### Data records

+++

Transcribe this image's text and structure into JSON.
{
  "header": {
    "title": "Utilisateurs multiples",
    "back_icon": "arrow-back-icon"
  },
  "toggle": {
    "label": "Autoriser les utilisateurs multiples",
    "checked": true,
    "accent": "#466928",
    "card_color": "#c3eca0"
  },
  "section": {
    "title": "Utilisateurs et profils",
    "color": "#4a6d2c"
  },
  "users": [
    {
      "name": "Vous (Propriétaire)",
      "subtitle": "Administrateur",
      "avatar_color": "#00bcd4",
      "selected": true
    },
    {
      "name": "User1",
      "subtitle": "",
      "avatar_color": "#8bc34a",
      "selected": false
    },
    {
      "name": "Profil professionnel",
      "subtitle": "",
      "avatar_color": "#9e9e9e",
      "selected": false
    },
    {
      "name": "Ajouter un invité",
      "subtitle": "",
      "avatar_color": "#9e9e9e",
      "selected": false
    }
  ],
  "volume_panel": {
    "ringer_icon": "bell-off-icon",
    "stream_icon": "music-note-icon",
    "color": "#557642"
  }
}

+++

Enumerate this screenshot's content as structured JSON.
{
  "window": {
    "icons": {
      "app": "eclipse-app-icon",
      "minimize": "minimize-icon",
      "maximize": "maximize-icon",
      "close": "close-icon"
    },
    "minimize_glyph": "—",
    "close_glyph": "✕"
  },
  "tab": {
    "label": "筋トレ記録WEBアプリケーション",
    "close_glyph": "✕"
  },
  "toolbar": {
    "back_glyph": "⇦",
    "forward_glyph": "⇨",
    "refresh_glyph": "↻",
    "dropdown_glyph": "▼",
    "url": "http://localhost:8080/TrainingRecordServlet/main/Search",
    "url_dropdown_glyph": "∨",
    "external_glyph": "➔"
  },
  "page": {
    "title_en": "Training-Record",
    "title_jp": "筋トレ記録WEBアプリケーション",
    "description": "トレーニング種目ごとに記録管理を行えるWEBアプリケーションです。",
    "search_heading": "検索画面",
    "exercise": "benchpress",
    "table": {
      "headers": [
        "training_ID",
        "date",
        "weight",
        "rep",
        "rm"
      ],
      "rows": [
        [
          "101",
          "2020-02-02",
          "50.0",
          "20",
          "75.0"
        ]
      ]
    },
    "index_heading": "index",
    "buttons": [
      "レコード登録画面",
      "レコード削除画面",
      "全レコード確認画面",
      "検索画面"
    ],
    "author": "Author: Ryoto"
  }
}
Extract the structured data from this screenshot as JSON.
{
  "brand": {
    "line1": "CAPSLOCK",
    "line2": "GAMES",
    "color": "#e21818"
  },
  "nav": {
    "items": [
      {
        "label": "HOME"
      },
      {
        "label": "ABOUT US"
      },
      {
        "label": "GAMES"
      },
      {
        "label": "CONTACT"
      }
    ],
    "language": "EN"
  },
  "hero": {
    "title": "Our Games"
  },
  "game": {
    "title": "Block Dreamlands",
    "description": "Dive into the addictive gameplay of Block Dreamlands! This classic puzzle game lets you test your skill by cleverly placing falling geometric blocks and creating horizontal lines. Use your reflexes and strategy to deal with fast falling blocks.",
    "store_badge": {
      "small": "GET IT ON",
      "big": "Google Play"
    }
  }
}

+++

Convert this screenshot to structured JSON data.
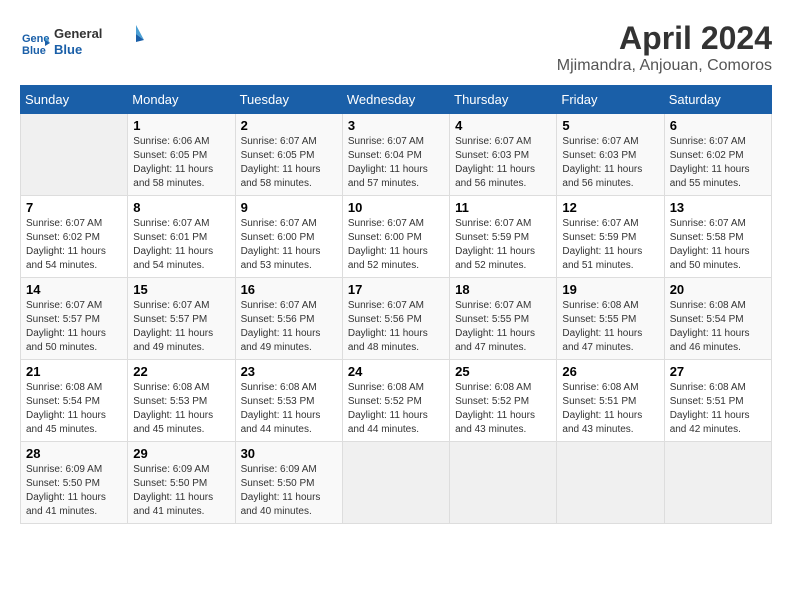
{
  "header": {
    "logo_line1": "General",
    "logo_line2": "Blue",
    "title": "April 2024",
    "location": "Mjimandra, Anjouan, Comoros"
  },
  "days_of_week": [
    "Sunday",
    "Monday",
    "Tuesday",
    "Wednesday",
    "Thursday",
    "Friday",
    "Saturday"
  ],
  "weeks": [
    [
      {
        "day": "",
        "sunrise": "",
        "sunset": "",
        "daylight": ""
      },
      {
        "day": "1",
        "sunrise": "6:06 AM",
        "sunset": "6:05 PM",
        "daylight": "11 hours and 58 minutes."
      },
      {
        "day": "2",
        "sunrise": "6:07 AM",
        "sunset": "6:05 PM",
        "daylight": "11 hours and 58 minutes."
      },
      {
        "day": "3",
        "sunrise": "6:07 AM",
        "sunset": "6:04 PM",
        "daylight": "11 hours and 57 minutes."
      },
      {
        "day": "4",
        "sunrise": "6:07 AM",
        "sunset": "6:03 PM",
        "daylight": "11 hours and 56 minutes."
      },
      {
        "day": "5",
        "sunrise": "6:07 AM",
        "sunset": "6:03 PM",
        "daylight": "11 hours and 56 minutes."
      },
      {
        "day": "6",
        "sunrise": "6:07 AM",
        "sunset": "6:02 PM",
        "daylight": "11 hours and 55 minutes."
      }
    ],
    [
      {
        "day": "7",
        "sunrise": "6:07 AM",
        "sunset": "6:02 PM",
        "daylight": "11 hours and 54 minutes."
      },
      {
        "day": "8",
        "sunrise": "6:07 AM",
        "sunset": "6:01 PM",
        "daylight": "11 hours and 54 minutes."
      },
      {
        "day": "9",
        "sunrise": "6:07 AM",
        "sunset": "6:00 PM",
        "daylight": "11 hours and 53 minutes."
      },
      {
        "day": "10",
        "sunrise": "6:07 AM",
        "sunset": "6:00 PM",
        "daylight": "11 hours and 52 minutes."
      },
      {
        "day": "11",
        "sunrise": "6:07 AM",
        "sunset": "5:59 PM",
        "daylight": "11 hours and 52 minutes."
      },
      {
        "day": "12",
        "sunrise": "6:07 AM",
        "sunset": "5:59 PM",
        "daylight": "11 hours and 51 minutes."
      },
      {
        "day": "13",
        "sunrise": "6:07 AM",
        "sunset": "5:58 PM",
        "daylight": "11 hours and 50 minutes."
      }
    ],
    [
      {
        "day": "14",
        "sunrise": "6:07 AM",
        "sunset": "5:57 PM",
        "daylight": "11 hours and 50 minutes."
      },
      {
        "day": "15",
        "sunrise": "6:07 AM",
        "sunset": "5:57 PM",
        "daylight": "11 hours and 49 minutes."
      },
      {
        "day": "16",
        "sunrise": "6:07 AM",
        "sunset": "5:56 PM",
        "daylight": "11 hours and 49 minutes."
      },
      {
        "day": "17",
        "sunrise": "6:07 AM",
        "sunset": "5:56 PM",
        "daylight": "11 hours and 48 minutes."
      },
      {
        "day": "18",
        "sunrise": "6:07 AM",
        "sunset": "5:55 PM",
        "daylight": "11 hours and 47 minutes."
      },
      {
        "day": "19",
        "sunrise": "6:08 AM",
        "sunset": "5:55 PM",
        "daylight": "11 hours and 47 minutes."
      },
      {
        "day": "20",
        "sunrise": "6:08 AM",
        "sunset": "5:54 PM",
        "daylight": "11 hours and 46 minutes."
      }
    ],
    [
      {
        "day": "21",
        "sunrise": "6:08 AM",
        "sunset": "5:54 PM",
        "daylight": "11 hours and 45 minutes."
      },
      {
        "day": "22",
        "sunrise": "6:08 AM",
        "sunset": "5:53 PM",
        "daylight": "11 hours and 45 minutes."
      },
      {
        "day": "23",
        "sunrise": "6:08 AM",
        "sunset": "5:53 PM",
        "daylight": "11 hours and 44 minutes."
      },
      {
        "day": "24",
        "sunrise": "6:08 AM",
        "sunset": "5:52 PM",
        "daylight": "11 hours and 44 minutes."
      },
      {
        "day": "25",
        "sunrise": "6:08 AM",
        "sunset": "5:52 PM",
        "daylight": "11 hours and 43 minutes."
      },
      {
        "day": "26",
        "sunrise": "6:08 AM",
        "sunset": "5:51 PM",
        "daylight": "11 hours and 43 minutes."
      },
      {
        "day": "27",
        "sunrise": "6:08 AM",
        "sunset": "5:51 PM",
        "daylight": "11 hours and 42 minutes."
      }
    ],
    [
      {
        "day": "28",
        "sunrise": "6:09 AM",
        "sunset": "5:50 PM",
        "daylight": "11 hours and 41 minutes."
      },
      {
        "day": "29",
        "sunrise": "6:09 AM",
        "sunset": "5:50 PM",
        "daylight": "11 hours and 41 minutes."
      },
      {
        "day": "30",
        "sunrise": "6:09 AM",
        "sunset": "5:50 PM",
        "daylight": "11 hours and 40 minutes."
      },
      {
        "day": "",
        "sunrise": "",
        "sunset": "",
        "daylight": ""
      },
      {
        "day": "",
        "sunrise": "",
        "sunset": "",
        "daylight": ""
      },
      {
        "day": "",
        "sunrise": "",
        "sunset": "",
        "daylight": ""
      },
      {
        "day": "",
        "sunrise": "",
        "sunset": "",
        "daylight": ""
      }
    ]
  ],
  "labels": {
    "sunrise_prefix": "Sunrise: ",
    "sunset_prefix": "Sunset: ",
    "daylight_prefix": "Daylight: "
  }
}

+++

### GIVEN EXERCISE
Identify the lines of the entries containing the string "Dreamlands". Copy each such line.

### SOLUTION FOR THIS PROBLEM
    "title": "Block Dreamlands",
    "description": "Dive into the addictive gameplay of Block Dreamlands! This classic puzzle game lets you test your skill by cleverly placing falling geometric blocks and creating horizontal lines. Use your reflexes and strategy to deal with fast falling blocks.",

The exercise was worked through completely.